-- BEGIN RECORDS FOR THE EXERCISE --
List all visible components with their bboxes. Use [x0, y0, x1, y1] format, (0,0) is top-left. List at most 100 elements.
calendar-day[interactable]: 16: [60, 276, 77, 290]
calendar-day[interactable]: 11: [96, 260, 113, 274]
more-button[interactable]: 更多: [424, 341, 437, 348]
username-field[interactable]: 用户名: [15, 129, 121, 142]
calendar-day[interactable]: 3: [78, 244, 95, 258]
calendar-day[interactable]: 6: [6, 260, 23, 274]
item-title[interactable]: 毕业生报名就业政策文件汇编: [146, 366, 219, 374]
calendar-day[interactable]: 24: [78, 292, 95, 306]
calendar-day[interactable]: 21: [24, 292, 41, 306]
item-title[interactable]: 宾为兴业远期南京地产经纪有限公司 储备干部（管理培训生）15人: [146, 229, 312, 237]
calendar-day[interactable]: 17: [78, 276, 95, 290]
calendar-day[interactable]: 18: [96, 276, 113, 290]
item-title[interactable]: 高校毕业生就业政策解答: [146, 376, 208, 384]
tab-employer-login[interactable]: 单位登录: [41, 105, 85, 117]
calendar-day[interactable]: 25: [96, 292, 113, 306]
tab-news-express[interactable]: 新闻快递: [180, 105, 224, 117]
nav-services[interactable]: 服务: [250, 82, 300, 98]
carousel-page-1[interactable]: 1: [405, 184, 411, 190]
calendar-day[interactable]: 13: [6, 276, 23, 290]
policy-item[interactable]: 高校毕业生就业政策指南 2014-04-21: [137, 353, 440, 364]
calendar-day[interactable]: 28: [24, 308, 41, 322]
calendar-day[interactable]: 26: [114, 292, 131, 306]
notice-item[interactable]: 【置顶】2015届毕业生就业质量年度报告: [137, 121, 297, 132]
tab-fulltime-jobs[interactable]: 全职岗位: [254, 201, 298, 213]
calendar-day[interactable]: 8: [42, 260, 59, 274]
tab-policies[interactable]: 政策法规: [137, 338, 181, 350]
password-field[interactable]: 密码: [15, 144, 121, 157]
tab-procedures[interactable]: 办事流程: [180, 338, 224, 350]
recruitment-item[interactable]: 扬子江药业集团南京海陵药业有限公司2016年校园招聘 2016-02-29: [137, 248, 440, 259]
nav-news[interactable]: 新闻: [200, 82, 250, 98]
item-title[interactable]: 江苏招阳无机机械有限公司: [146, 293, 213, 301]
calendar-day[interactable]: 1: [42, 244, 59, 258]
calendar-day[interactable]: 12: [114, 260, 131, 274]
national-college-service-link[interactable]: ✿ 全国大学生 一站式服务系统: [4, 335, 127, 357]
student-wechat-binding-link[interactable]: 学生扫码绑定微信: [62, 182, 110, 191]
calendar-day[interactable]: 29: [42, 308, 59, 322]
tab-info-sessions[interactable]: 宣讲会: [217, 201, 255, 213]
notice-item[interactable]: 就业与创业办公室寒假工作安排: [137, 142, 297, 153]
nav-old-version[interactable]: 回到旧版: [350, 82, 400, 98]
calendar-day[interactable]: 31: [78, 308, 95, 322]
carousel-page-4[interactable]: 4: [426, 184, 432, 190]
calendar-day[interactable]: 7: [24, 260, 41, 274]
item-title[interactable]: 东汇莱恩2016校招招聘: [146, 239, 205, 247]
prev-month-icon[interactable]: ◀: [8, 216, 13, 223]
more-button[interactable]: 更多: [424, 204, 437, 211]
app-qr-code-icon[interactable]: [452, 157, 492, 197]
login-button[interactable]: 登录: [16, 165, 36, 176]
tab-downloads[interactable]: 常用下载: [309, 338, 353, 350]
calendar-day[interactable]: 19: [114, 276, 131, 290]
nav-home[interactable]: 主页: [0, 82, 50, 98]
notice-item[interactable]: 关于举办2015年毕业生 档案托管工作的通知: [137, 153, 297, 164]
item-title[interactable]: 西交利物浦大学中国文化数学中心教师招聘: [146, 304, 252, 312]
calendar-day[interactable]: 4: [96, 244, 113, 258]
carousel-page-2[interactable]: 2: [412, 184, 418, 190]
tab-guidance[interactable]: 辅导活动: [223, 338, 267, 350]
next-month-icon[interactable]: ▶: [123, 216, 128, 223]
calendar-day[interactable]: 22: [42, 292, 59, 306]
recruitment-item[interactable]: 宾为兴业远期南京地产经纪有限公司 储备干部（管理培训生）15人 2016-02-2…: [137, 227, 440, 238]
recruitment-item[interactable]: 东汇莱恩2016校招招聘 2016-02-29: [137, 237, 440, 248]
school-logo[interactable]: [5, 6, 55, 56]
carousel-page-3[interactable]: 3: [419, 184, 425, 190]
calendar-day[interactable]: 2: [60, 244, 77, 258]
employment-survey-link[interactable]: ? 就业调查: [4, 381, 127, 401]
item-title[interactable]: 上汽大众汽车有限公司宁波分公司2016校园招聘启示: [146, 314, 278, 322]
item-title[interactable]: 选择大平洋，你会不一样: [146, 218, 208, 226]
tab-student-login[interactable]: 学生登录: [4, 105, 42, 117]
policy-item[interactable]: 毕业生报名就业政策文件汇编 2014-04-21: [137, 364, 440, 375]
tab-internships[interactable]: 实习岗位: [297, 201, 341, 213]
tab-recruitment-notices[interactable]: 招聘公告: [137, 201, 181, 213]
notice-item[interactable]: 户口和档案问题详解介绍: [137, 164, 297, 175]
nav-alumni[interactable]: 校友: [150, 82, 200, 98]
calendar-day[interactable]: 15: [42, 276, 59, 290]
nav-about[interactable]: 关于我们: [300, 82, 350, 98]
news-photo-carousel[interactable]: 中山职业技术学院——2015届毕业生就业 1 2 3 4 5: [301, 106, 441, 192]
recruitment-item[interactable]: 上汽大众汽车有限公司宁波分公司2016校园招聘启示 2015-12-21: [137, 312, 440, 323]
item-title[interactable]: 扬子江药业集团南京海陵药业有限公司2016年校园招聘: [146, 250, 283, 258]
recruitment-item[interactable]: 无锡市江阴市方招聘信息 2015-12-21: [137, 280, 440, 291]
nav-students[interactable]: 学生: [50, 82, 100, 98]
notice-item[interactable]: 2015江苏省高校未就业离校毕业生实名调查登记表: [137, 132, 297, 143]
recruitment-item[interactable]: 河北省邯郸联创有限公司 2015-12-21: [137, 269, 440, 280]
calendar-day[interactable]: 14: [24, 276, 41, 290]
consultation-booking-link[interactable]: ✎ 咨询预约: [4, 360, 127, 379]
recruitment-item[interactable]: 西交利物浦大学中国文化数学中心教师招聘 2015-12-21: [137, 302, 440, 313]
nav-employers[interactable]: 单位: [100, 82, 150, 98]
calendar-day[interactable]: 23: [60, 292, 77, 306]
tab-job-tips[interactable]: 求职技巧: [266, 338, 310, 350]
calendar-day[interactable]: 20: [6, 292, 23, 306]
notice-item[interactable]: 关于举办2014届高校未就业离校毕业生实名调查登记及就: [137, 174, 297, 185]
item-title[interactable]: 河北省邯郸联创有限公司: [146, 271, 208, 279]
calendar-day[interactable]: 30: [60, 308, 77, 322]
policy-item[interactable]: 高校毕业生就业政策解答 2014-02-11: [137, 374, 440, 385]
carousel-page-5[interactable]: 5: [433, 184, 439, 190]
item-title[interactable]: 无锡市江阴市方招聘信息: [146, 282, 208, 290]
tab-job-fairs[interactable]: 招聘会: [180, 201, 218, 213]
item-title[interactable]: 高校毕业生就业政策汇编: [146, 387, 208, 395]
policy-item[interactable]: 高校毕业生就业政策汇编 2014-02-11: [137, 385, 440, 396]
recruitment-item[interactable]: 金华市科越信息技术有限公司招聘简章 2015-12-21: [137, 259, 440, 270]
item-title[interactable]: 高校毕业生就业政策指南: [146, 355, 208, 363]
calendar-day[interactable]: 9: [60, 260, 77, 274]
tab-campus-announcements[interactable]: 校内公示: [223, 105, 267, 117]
-- END RECORDS FOR THE EXERCISE --
* DO THIS
Update everything from the start of the material down to the line "calendar-day[interactable]: 12: [114, 260, 131, 274]" by changing "item-title" to "entry-title" and leaving the rest as it is.

* TASK RESPONSE
List all visible components with their bboxes. Use [x0, y0, x1, y1] format, (0,0) is top-left. List at most 100 elements.
calendar-day[interactable]: 16: [60, 276, 77, 290]
calendar-day[interactable]: 11: [96, 260, 113, 274]
more-button[interactable]: 更多: [424, 341, 437, 348]
username-field[interactable]: 用户名: [15, 129, 121, 142]
calendar-day[interactable]: 3: [78, 244, 95, 258]
calendar-day[interactable]: 6: [6, 260, 23, 274]
entry-title[interactable]: 毕业生报名就业政策文件汇编: [146, 366, 219, 374]
calendar-day[interactable]: 24: [78, 292, 95, 306]
calendar-day[interactable]: 21: [24, 292, 41, 306]
entry-title[interactable]: 宾为兴业远期南京地产经纪有限公司 储备干部（管理培训生）15人: [146, 229, 312, 237]
calendar-day[interactable]: 17: [78, 276, 95, 290]
calendar-day[interactable]: 18: [96, 276, 113, 290]
entry-title[interactable]: 高校毕业生就业政策解答: [146, 376, 208, 384]
tab-employer-login[interactable]: 单位登录: [41, 105, 85, 117]
calendar-day[interactable]: 25: [96, 292, 113, 306]
tab-news-express[interactable]: 新闻快递: [180, 105, 224, 117]
nav-services[interactable]: 服务: [250, 82, 300, 98]
carousel-page-1[interactable]: 1: [405, 184, 411, 190]
calendar-day[interactable]: 13: [6, 276, 23, 290]
policy-item[interactable]: 高校毕业生就业政策指南 2014-04-21: [137, 353, 440, 364]
calendar-day[interactable]: 28: [24, 308, 41, 322]
calendar-day[interactable]: 26: [114, 292, 131, 306]
notice-item[interactable]: 【置顶】2015届毕业生就业质量年度报告: [137, 121, 297, 132]
tab-fulltime-jobs[interactable]: 全职岗位: [254, 201, 298, 213]
calendar-day[interactable]: 8: [42, 260, 59, 274]
tab-policies[interactable]: 政策法规: [137, 338, 181, 350]
password-field[interactable]: 密码: [15, 144, 121, 157]
tab-procedures[interactable]: 办事流程: [180, 338, 224, 350]
recruitment-item[interactable]: 扬子江药业集团南京海陵药业有限公司2016年校园招聘 2016-02-29: [137, 248, 440, 259]
nav-news[interactable]: 新闻: [200, 82, 250, 98]
entry-title[interactable]: 江苏招阳无机机械有限公司: [146, 293, 213, 301]
calendar-day[interactable]: 1: [42, 244, 59, 258]
calendar-day[interactable]: 12: [114, 260, 131, 274]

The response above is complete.